Look through the data below. Pick out the lines holding the string "this".

_Recorded data_.
+---+

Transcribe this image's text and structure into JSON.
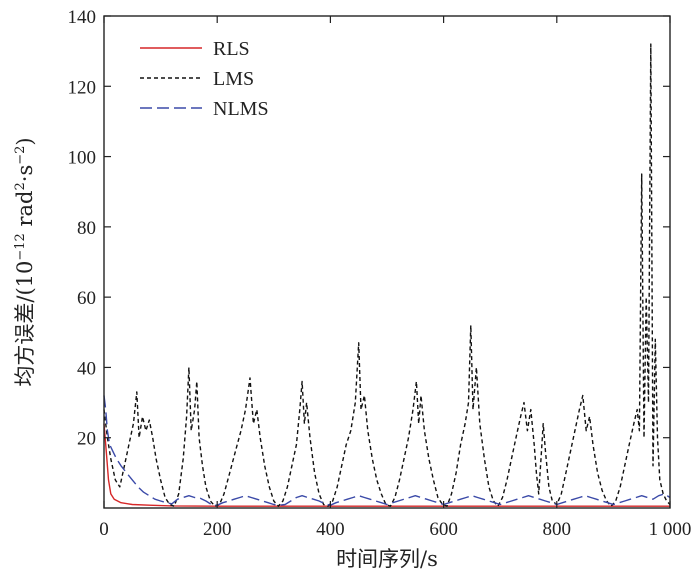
{
  "chart_data": {
    "type": "line",
    "xlabel": "时间序列/s",
    "ylabel_main": "均方误差/(10",
    "ylabel_exp1": "−12",
    "ylabel_mid": " rad",
    "ylabel_exp2": "2",
    "ylabel_mid2": "·s",
    "ylabel_exp3": "−2",
    "ylabel_end": ")",
    "xlim": [
      0,
      1000
    ],
    "ylim": [
      0,
      140
    ],
    "xticks": [
      0,
      200,
      400,
      600,
      800,
      1000
    ],
    "xtick_labels": [
      "0",
      "200",
      "400",
      "600",
      "800",
      "1 000"
    ],
    "yticks": [
      20,
      40,
      60,
      80,
      100,
      120,
      140
    ],
    "ytick_labels": [
      "20",
      "40",
      "60",
      "80",
      "100",
      "120",
      "140"
    ],
    "legend_position": "top-left",
    "series": [
      {
        "name": "RLS",
        "color": "#d62728",
        "dash": "solid",
        "points": [
          [
            0,
            24
          ],
          [
            4,
            16
          ],
          [
            8,
            8
          ],
          [
            12,
            4
          ],
          [
            18,
            2.5
          ],
          [
            30,
            1.5
          ],
          [
            50,
            1.0
          ],
          [
            80,
            0.8
          ],
          [
            120,
            0.6
          ],
          [
            200,
            0.5
          ],
          [
            300,
            0.5
          ],
          [
            400,
            0.5
          ],
          [
            500,
            0.5
          ],
          [
            600,
            0.5
          ],
          [
            700,
            0.5
          ],
          [
            800,
            0.5
          ],
          [
            900,
            0.5
          ],
          [
            1000,
            0.5
          ]
        ]
      },
      {
        "name": "LMS",
        "color": "#111111",
        "dash": "4,3",
        "points": [
          [
            0,
            28
          ],
          [
            6,
            20
          ],
          [
            12,
            14
          ],
          [
            20,
            8
          ],
          [
            28,
            6
          ],
          [
            36,
            12
          ],
          [
            44,
            18
          ],
          [
            52,
            24
          ],
          [
            58,
            33
          ],
          [
            62,
            20
          ],
          [
            68,
            26
          ],
          [
            74,
            22
          ],
          [
            80,
            25
          ],
          [
            86,
            20
          ],
          [
            92,
            14
          ],
          [
            100,
            8
          ],
          [
            108,
            3
          ],
          [
            116,
            1
          ],
          [
            124,
            0.5
          ],
          [
            132,
            4
          ],
          [
            140,
            14
          ],
          [
            146,
            26
          ],
          [
            150,
            40
          ],
          [
            154,
            22
          ],
          [
            160,
            28
          ],
          [
            164,
            36
          ],
          [
            168,
            20
          ],
          [
            174,
            12
          ],
          [
            180,
            6
          ],
          [
            188,
            2
          ],
          [
            196,
            0.5
          ],
          [
            204,
            1
          ],
          [
            212,
            4
          ],
          [
            222,
            10
          ],
          [
            232,
            16
          ],
          [
            242,
            22
          ],
          [
            250,
            28
          ],
          [
            258,
            37
          ],
          [
            264,
            24
          ],
          [
            270,
            28
          ],
          [
            276,
            20
          ],
          [
            284,
            12
          ],
          [
            292,
            6
          ],
          [
            300,
            2
          ],
          [
            308,
            0.5
          ],
          [
            316,
            2
          ],
          [
            324,
            6
          ],
          [
            332,
            12
          ],
          [
            340,
            18
          ],
          [
            346,
            28
          ],
          [
            350,
            36
          ],
          [
            354,
            24
          ],
          [
            358,
            30
          ],
          [
            364,
            20
          ],
          [
            372,
            10
          ],
          [
            380,
            4
          ],
          [
            388,
            1
          ],
          [
            396,
            0.5
          ],
          [
            404,
            2
          ],
          [
            412,
            6
          ],
          [
            420,
            12
          ],
          [
            428,
            18
          ],
          [
            436,
            22
          ],
          [
            444,
            30
          ],
          [
            450,
            47
          ],
          [
            454,
            28
          ],
          [
            460,
            32
          ],
          [
            466,
            22
          ],
          [
            474,
            14
          ],
          [
            482,
            8
          ],
          [
            490,
            4
          ],
          [
            498,
            1
          ],
          [
            506,
            0.5
          ],
          [
            514,
            3
          ],
          [
            522,
            8
          ],
          [
            530,
            14
          ],
          [
            538,
            20
          ],
          [
            546,
            28
          ],
          [
            552,
            36
          ],
          [
            556,
            24
          ],
          [
            560,
            32
          ],
          [
            566,
            22
          ],
          [
            574,
            14
          ],
          [
            582,
            8
          ],
          [
            590,
            3
          ],
          [
            598,
            1
          ],
          [
            606,
            0.5
          ],
          [
            614,
            4
          ],
          [
            622,
            10
          ],
          [
            630,
            18
          ],
          [
            638,
            24
          ],
          [
            644,
            30
          ],
          [
            648,
            52
          ],
          [
            652,
            28
          ],
          [
            658,
            40
          ],
          [
            664,
            24
          ],
          [
            672,
            14
          ],
          [
            680,
            6
          ],
          [
            688,
            2
          ],
          [
            696,
            0.5
          ],
          [
            704,
            3
          ],
          [
            712,
            8
          ],
          [
            720,
            14
          ],
          [
            728,
            20
          ],
          [
            736,
            26
          ],
          [
            742,
            30
          ],
          [
            748,
            22
          ],
          [
            754,
            28
          ],
          [
            760,
            18
          ],
          [
            764,
            10
          ],
          [
            768,
            4
          ],
          [
            772,
            14
          ],
          [
            776,
            24
          ],
          [
            780,
            16
          ],
          [
            786,
            6
          ],
          [
            792,
            2
          ],
          [
            800,
            1
          ],
          [
            808,
            4
          ],
          [
            816,
            10
          ],
          [
            824,
            16
          ],
          [
            832,
            22
          ],
          [
            840,
            28
          ],
          [
            846,
            32
          ],
          [
            852,
            22
          ],
          [
            858,
            26
          ],
          [
            864,
            18
          ],
          [
            872,
            10
          ],
          [
            880,
            5
          ],
          [
            888,
            2
          ],
          [
            896,
            0.5
          ],
          [
            904,
            2
          ],
          [
            912,
            6
          ],
          [
            920,
            12
          ],
          [
            928,
            18
          ],
          [
            936,
            24
          ],
          [
            942,
            28
          ],
          [
            946,
            22
          ],
          [
            950,
            95
          ],
          [
            954,
            20
          ],
          [
            958,
            60
          ],
          [
            962,
            30
          ],
          [
            966,
            132
          ],
          [
            970,
            12
          ],
          [
            974,
            48
          ],
          [
            978,
            20
          ],
          [
            982,
            8
          ],
          [
            988,
            4
          ],
          [
            994,
            2
          ],
          [
            1000,
            1
          ]
        ]
      },
      {
        "name": "NLMS",
        "color": "#3b4aa8",
        "dash": "12,5",
        "points": [
          [
            0,
            32
          ],
          [
            3,
            28
          ],
          [
            6,
            22
          ],
          [
            10,
            18
          ],
          [
            16,
            16
          ],
          [
            22,
            14
          ],
          [
            30,
            12
          ],
          [
            40,
            10
          ],
          [
            50,
            8
          ],
          [
            60,
            6
          ],
          [
            70,
            4.5
          ],
          [
            80,
            3.5
          ],
          [
            90,
            2.5
          ],
          [
            100,
            2
          ],
          [
            110,
            1.5
          ],
          [
            120,
            1.2
          ],
          [
            130,
            2.5
          ],
          [
            140,
            3
          ],
          [
            150,
            3.5
          ],
          [
            160,
            3
          ],
          [
            170,
            2.8
          ],
          [
            180,
            2
          ],
          [
            190,
            1
          ],
          [
            200,
            0.8
          ],
          [
            210,
            1.5
          ],
          [
            220,
            2
          ],
          [
            230,
            2.5
          ],
          [
            240,
            3
          ],
          [
            250,
            3.5
          ],
          [
            260,
            3
          ],
          [
            270,
            2.5
          ],
          [
            280,
            2
          ],
          [
            290,
            1.5
          ],
          [
            300,
            1
          ],
          [
            310,
            0.8
          ],
          [
            320,
            1
          ],
          [
            330,
            2
          ],
          [
            340,
            3
          ],
          [
            350,
            3.5
          ],
          [
            360,
            3
          ],
          [
            370,
            2.5
          ],
          [
            380,
            2
          ],
          [
            390,
            1.2
          ],
          [
            400,
            0.8
          ],
          [
            410,
            1.5
          ],
          [
            420,
            2
          ],
          [
            430,
            2.5
          ],
          [
            440,
            3
          ],
          [
            450,
            3.5
          ],
          [
            460,
            3
          ],
          [
            470,
            2.5
          ],
          [
            480,
            2
          ],
          [
            490,
            1.5
          ],
          [
            500,
            1
          ],
          [
            510,
            1.5
          ],
          [
            520,
            2
          ],
          [
            530,
            2.5
          ],
          [
            540,
            3
          ],
          [
            550,
            3.5
          ],
          [
            560,
            3
          ],
          [
            570,
            2.5
          ],
          [
            580,
            2
          ],
          [
            590,
            1.5
          ],
          [
            600,
            1
          ],
          [
            610,
            1.5
          ],
          [
            620,
            2
          ],
          [
            630,
            2.5
          ],
          [
            640,
            3
          ],
          [
            650,
            3.5
          ],
          [
            660,
            3
          ],
          [
            670,
            2.5
          ],
          [
            680,
            2
          ],
          [
            690,
            1.5
          ],
          [
            700,
            1
          ],
          [
            710,
            1.5
          ],
          [
            720,
            2
          ],
          [
            730,
            2.5
          ],
          [
            740,
            3
          ],
          [
            750,
            3.5
          ],
          [
            760,
            3
          ],
          [
            770,
            2.5
          ],
          [
            780,
            2
          ],
          [
            790,
            1.5
          ],
          [
            800,
            1
          ],
          [
            810,
            1.5
          ],
          [
            820,
            2
          ],
          [
            830,
            2.5
          ],
          [
            840,
            3
          ],
          [
            850,
            3.5
          ],
          [
            860,
            3
          ],
          [
            870,
            2.5
          ],
          [
            880,
            2
          ],
          [
            890,
            1.5
          ],
          [
            900,
            1
          ],
          [
            910,
            1.5
          ],
          [
            920,
            2
          ],
          [
            930,
            2.5
          ],
          [
            940,
            3
          ],
          [
            950,
            3.5
          ],
          [
            960,
            3
          ],
          [
            970,
            2.5
          ],
          [
            980,
            3.5
          ],
          [
            990,
            4
          ],
          [
            1000,
            3
          ]
        ]
      }
    ]
  }
}
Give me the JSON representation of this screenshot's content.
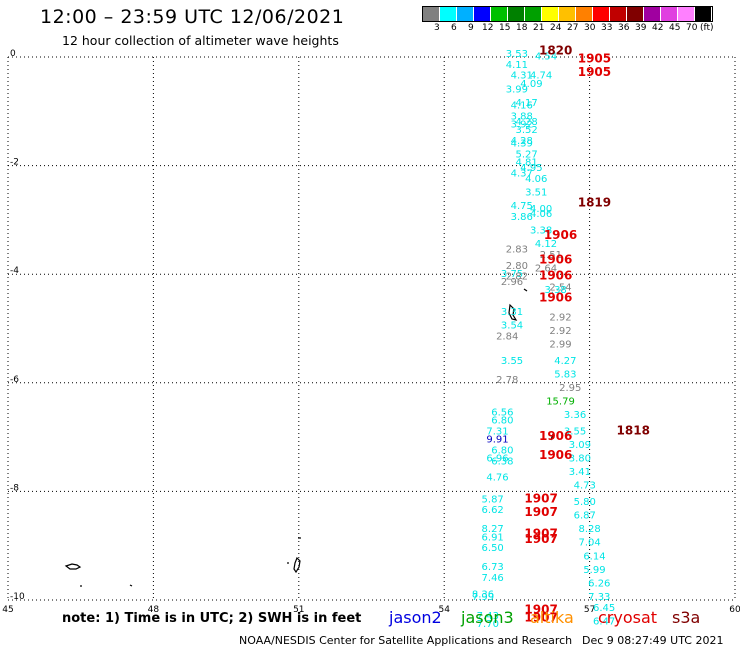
{
  "title": "12:00 – 23:59 UTC 12/06/2021",
  "subtitle": "12 hour collection of altimeter wave heights",
  "legend": {
    "colors": [
      "#808080",
      "#00ffff",
      "#00b0ff",
      "#0000ff",
      "#00c000",
      "#008000",
      "#00a000",
      "#ffff00",
      "#ffc000",
      "#ff8000",
      "#ff0000",
      "#c00000",
      "#800000",
      "#a000a0",
      "#e040e0",
      "#ff80ff",
      "#000000"
    ],
    "labels": [
      "3",
      "6",
      "9",
      "12",
      "15",
      "18",
      "21",
      "24",
      "27",
      "30",
      "33",
      "36",
      "39",
      "42",
      "45",
      "70",
      "(ft)"
    ]
  },
  "map": {
    "xlim": [
      45,
      60
    ],
    "ylim": [
      -10,
      0
    ],
    "x_ticks": [
      "45",
      "48",
      "51",
      "54",
      "57",
      "60"
    ],
    "y_ticks": [
      "0",
      "-2",
      "-4",
      "-6",
      "-8",
      "-10"
    ],
    "grid": "dotted"
  },
  "observations": [
    {
      "lon": 55.5,
      "lat": -0.0,
      "v": "3.53",
      "c": "#00e5e5"
    },
    {
      "lon": 56.1,
      "lat": -0.05,
      "v": "4.54",
      "c": "#00e5e5"
    },
    {
      "lon": 55.5,
      "lat": -0.2,
      "v": "4.11",
      "c": "#00e5e5"
    },
    {
      "lon": 55.6,
      "lat": -0.4,
      "v": "4.31",
      "c": "#00e5e5"
    },
    {
      "lon": 56.0,
      "lat": -0.4,
      "v": "4.74",
      "c": "#00e5e5"
    },
    {
      "lon": 55.8,
      "lat": -0.55,
      "v": "4.09",
      "c": "#00e5e5"
    },
    {
      "lon": 55.5,
      "lat": -0.65,
      "v": "3.99",
      "c": "#00e5e5"
    },
    {
      "lon": 55.7,
      "lat": -0.9,
      "v": "4.17",
      "c": "#00e5e5"
    },
    {
      "lon": 55.6,
      "lat": -0.95,
      "v": "4.16",
      "c": "#00e5e5"
    },
    {
      "lon": 55.6,
      "lat": -1.15,
      "v": "3.88",
      "c": "#00e5e5"
    },
    {
      "lon": 55.7,
      "lat": -1.25,
      "v": "4.28",
      "c": "#00e5e5"
    },
    {
      "lon": 55.6,
      "lat": -1.3,
      "v": "3.92",
      "c": "#00e5e5"
    },
    {
      "lon": 55.7,
      "lat": -1.4,
      "v": "3.52",
      "c": "#00e5e5"
    },
    {
      "lon": 55.6,
      "lat": -1.6,
      "v": "4.28",
      "c": "#00e5e5"
    },
    {
      "lon": 55.6,
      "lat": -1.65,
      "v": "4.39",
      "c": "#00e5e5"
    },
    {
      "lon": 55.7,
      "lat": -1.85,
      "v": "5.27",
      "c": "#00e5e5"
    },
    {
      "lon": 55.7,
      "lat": -2.0,
      "v": "4.81",
      "c": "#00e5e5"
    },
    {
      "lon": 55.8,
      "lat": -2.1,
      "v": "4.95",
      "c": "#00e5e5"
    },
    {
      "lon": 55.6,
      "lat": -2.2,
      "v": "4.37",
      "c": "#00e5e5"
    },
    {
      "lon": 55.9,
      "lat": -2.3,
      "v": "4.06",
      "c": "#00e5e5"
    },
    {
      "lon": 55.9,
      "lat": -2.55,
      "v": "3.51",
      "c": "#00e5e5"
    },
    {
      "lon": 55.6,
      "lat": -2.8,
      "v": "4.75",
      "c": "#00e5e5"
    },
    {
      "lon": 56.0,
      "lat": -2.85,
      "v": "4.00",
      "c": "#00e5e5"
    },
    {
      "lon": 55.6,
      "lat": -3.0,
      "v": "3.86",
      "c": "#00e5e5"
    },
    {
      "lon": 56.0,
      "lat": -2.95,
      "v": "4.06",
      "c": "#00e5e5"
    },
    {
      "lon": 56.0,
      "lat": -3.25,
      "v": "3.38",
      "c": "#00e5e5"
    },
    {
      "lon": 56.1,
      "lat": -3.5,
      "v": "4.12",
      "c": "#00e5e5"
    },
    {
      "lon": 55.5,
      "lat": -3.6,
      "v": "2.83",
      "c": "#808080"
    },
    {
      "lon": 56.2,
      "lat": -3.7,
      "v": "2.51",
      "c": "#808080"
    },
    {
      "lon": 55.5,
      "lat": -3.9,
      "v": "2.80",
      "c": "#808080"
    },
    {
      "lon": 56.1,
      "lat": -3.95,
      "v": "2.64",
      "c": "#808080"
    },
    {
      "lon": 55.4,
      "lat": -4.05,
      "v": "3.75",
      "c": "#00e5e5"
    },
    {
      "lon": 55.5,
      "lat": -4.1,
      "v": "2.82",
      "c": "#808080"
    },
    {
      "lon": 55.4,
      "lat": -4.2,
      "v": "2.96",
      "c": "#808080"
    },
    {
      "lon": 56.4,
      "lat": -4.3,
      "v": "2.54",
      "c": "#808080"
    },
    {
      "lon": 56.3,
      "lat": -4.35,
      "v": "3.38",
      "c": "#00e5e5"
    },
    {
      "lon": 55.4,
      "lat": -4.75,
      "v": "3.31",
      "c": "#00e5e5"
    },
    {
      "lon": 56.4,
      "lat": -4.85,
      "v": "2.92",
      "c": "#808080"
    },
    {
      "lon": 55.4,
      "lat": -5.0,
      "v": "3.54",
      "c": "#00e5e5"
    },
    {
      "lon": 56.4,
      "lat": -5.1,
      "v": "2.92",
      "c": "#808080"
    },
    {
      "lon": 55.3,
      "lat": -5.2,
      "v": "2.84",
      "c": "#808080"
    },
    {
      "lon": 56.4,
      "lat": -5.35,
      "v": "2.99",
      "c": "#808080"
    },
    {
      "lon": 55.4,
      "lat": -5.65,
      "v": "3.55",
      "c": "#00e5e5"
    },
    {
      "lon": 56.5,
      "lat": -5.65,
      "v": "4.27",
      "c": "#00e5e5"
    },
    {
      "lon": 56.5,
      "lat": -5.9,
      "v": "5.83",
      "c": "#00e5e5"
    },
    {
      "lon": 55.3,
      "lat": -6.0,
      "v": "2.78",
      "c": "#808080"
    },
    {
      "lon": 56.6,
      "lat": -6.15,
      "v": "2.95",
      "c": "#808080"
    },
    {
      "lon": 56.4,
      "lat": -6.4,
      "v": "15.79",
      "c": "#00b000"
    },
    {
      "lon": 55.2,
      "lat": -6.6,
      "v": "6.56",
      "c": "#00e5e5"
    },
    {
      "lon": 56.7,
      "lat": -6.65,
      "v": "3.36",
      "c": "#00e5e5"
    },
    {
      "lon": 55.2,
      "lat": -6.75,
      "v": "6.80",
      "c": "#00e5e5"
    },
    {
      "lon": 55.1,
      "lat": -6.95,
      "v": "7.31",
      "c": "#00e5e5"
    },
    {
      "lon": 56.7,
      "lat": -6.95,
      "v": "3.55",
      "c": "#00e5e5"
    },
    {
      "lon": 55.1,
      "lat": -7.1,
      "v": "9.91",
      "c": "#0000c0"
    },
    {
      "lon": 56.8,
      "lat": -7.2,
      "v": "3.09",
      "c": "#00e5e5"
    },
    {
      "lon": 55.2,
      "lat": -7.3,
      "v": "6.80",
      "c": "#00e5e5"
    },
    {
      "lon": 55.1,
      "lat": -7.45,
      "v": "6.96",
      "c": "#00e5e5"
    },
    {
      "lon": 55.2,
      "lat": -7.5,
      "v": "6.38",
      "c": "#00e5e5"
    },
    {
      "lon": 56.8,
      "lat": -7.45,
      "v": "3.80",
      "c": "#00e5e5"
    },
    {
      "lon": 56.8,
      "lat": -7.7,
      "v": "3.41",
      "c": "#00e5e5"
    },
    {
      "lon": 55.1,
      "lat": -7.8,
      "v": "4.76",
      "c": "#00e5e5"
    },
    {
      "lon": 56.9,
      "lat": -7.95,
      "v": "4.73",
      "c": "#00e5e5"
    },
    {
      "lon": 55.0,
      "lat": -8.2,
      "v": "5.87",
      "c": "#00e5e5"
    },
    {
      "lon": 56.9,
      "lat": -8.25,
      "v": "5.80",
      "c": "#00e5e5"
    },
    {
      "lon": 55.0,
      "lat": -8.4,
      "v": "6.62",
      "c": "#00e5e5"
    },
    {
      "lon": 56.9,
      "lat": -8.5,
      "v": "6.87",
      "c": "#00e5e5"
    },
    {
      "lon": 55.0,
      "lat": -8.75,
      "v": "8.27",
      "c": "#00e5e5"
    },
    {
      "lon": 57.0,
      "lat": -8.75,
      "v": "8.28",
      "c": "#00e5e5"
    },
    {
      "lon": 55.0,
      "lat": -8.9,
      "v": "6.91",
      "c": "#00e5e5"
    },
    {
      "lon": 57.0,
      "lat": -9.0,
      "v": "7.04",
      "c": "#00e5e5"
    },
    {
      "lon": 55.0,
      "lat": -9.1,
      "v": "6.50",
      "c": "#00e5e5"
    },
    {
      "lon": 57.1,
      "lat": -9.25,
      "v": "6.14",
      "c": "#00e5e5"
    },
    {
      "lon": 55.0,
      "lat": -9.45,
      "v": "6.73",
      "c": "#00e5e5"
    },
    {
      "lon": 57.1,
      "lat": -9.5,
      "v": "5.99",
      "c": "#00e5e5"
    },
    {
      "lon": 55.0,
      "lat": -9.65,
      "v": "7.46",
      "c": "#00e5e5"
    },
    {
      "lon": 57.2,
      "lat": -9.75,
      "v": "6.26",
      "c": "#00e5e5"
    },
    {
      "lon": 54.8,
      "lat": -9.95,
      "v": "8.36",
      "c": "#00e5e5"
    },
    {
      "lon": 54.8,
      "lat": -10.0,
      "v": "7.99",
      "c": "#00e5e5"
    },
    {
      "lon": 57.2,
      "lat": -10.0,
      "v": "7.33",
      "c": "#00e5e5"
    },
    {
      "lon": 57.3,
      "lat": -10.2,
      "v": "6.45",
      "c": "#00e5e5"
    },
    {
      "lon": 54.9,
      "lat": -10.35,
      "v": "7.43",
      "c": "#00e5e5"
    },
    {
      "lon": 54.9,
      "lat": -10.5,
      "v": "7.70",
      "c": "#00e5e5"
    },
    {
      "lon": 57.3,
      "lat": -10.45,
      "v": "6.47",
      "c": "#00e5e5"
    }
  ],
  "times": [
    {
      "lon": 56.3,
      "lat": 0.05,
      "v": "1820",
      "c": "#800000"
    },
    {
      "lon": 57.1,
      "lat": -0.1,
      "v": "1905",
      "c": "#e00000"
    },
    {
      "lon": 57.1,
      "lat": -0.35,
      "v": "1905",
      "c": "#e00000"
    },
    {
      "lon": 57.1,
      "lat": -2.75,
      "v": "1819",
      "c": "#800000"
    },
    {
      "lon": 56.4,
      "lat": -3.35,
      "v": "1906",
      "c": "#e00000"
    },
    {
      "lon": 56.3,
      "lat": -3.8,
      "v": "1906",
      "c": "#e00000"
    },
    {
      "lon": 56.3,
      "lat": -4.1,
      "v": "1906",
      "c": "#e00000"
    },
    {
      "lon": 56.3,
      "lat": -4.5,
      "v": "1906",
      "c": "#e00000"
    },
    {
      "lon": 57.9,
      "lat": -6.95,
      "v": "1818",
      "c": "#800000"
    },
    {
      "lon": 56.3,
      "lat": -7.05,
      "v": "1906",
      "c": "#e00000"
    },
    {
      "lon": 56.3,
      "lat": -7.4,
      "v": "1906",
      "c": "#e00000"
    },
    {
      "lon": 56.0,
      "lat": -8.2,
      "v": "1907",
      "c": "#e00000"
    },
    {
      "lon": 56.0,
      "lat": -8.45,
      "v": "1907",
      "c": "#e00000"
    },
    {
      "lon": 56.0,
      "lat": -8.85,
      "v": "1907",
      "c": "#e00000"
    },
    {
      "lon": 56.0,
      "lat": -8.95,
      "v": "1907",
      "c": "#e00000"
    },
    {
      "lon": 56.0,
      "lat": -10.25,
      "v": "1907",
      "c": "#e00000"
    },
    {
      "lon": 56.0,
      "lat": -10.4,
      "v": "1907",
      "c": "#e00000"
    }
  ],
  "note": "note:  1) Time is in UTC;  2) SWH is in feet",
  "satellites": [
    {
      "name": "jason2",
      "color": "#0000e0"
    },
    {
      "name": "jason3",
      "color": "#00a000"
    },
    {
      "name": "altika",
      "color": "#ff9000"
    },
    {
      "name": "cryosat",
      "color": "#e00000"
    },
    {
      "name": "s3a",
      "color": "#800000"
    }
  ],
  "footer_left": "NOAA/NESDIS Center for Satellite Applications and Research",
  "footer_right": "Dec  9 08:27:49 UTC 2021"
}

+---+

_Response_.
Transcribe this image's text and structure into JSON.
Give me the JSON representation of this screenshot's content.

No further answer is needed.